» GOAL:
Give every line from the entries that contains "области".

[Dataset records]
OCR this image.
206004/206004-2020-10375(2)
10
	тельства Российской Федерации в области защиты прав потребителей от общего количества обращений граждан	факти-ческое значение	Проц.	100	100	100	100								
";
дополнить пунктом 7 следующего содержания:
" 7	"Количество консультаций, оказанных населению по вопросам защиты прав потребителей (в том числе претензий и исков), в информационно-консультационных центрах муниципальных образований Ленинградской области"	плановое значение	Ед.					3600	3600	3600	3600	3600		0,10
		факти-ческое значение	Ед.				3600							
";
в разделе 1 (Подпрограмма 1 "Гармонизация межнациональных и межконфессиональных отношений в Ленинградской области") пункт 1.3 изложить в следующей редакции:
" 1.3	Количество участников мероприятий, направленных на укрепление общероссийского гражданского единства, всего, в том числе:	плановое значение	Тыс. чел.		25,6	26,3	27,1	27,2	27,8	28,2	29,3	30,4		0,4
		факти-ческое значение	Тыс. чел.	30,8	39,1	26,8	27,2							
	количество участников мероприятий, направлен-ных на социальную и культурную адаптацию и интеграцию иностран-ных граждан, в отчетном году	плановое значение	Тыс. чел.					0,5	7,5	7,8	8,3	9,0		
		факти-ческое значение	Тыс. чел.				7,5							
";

» SOLUTION:
	тельства Российской Федерации в области защиты прав потребителей от общего количества обращений граждан	факти-ческое значение	Проц.	100	100	100	100								
" 7	"Количество консультаций, оказанных населению по вопросам защиты прав потребителей (в том числе претензий и исков), в информационно-консультационных центрах муниципальных образований Ленинградской области"	плановое значение	Ед.					3600	3600	3600	3600	3600		0,10
в разделе 1 (Подпрограмма 1 "Гармонизация межнациональных и межконфессиональных отношений в Ленинградской области") пункт 1.3 изложить в следующей редакции:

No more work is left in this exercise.